TASK TO COMPLETE » Copy out each line of the data holding "JSON".
========
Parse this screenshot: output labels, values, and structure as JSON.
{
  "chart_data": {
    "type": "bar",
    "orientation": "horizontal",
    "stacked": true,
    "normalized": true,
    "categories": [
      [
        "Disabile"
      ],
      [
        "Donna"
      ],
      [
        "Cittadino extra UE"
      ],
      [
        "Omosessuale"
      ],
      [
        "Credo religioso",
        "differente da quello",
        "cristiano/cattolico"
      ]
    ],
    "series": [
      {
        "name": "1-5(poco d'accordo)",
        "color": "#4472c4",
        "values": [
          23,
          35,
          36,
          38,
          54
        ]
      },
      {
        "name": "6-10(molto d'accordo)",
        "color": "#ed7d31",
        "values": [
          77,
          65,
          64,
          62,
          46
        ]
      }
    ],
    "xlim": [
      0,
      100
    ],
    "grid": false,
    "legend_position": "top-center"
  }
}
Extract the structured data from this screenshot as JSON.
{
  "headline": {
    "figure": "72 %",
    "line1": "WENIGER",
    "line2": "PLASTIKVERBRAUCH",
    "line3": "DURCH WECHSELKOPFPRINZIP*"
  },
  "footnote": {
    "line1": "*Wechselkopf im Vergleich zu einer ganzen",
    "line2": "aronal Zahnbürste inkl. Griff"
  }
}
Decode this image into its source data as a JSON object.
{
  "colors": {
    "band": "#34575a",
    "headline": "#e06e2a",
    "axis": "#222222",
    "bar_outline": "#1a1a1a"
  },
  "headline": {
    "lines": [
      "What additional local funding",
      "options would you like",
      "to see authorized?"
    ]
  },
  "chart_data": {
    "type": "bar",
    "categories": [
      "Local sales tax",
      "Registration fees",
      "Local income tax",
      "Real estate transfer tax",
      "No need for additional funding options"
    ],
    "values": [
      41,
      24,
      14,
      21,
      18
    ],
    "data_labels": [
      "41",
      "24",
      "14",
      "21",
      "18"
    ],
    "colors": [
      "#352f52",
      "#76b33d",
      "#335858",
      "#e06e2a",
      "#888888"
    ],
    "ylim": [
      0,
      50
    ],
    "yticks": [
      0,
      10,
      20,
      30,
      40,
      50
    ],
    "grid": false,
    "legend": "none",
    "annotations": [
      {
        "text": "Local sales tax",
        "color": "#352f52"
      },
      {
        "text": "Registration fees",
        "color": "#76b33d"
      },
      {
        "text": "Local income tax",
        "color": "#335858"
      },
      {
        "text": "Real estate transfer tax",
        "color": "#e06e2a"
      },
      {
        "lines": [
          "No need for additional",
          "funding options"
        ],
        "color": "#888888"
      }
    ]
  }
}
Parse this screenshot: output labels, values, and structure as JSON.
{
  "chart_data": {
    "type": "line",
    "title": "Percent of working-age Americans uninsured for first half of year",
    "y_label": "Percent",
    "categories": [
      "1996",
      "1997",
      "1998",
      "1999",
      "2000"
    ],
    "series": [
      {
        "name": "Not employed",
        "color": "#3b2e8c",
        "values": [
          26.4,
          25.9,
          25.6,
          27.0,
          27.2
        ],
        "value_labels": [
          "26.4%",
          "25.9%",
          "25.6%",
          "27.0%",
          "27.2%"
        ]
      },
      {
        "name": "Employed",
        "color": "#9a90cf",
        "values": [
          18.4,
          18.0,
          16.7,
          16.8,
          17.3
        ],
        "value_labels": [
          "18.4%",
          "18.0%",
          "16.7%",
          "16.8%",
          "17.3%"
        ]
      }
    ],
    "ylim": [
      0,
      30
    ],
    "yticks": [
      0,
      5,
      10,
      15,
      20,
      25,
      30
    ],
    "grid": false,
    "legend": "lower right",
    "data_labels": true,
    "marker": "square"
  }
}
========
RIGHT ANSWER »
Parse this screenshot: output labels, values, and structure as JSON.
Extract the structured data from this screenshot as JSON.
Decode this image into its source data as a JSON object.
Parse this screenshot: output labels, values, and structure as JSON.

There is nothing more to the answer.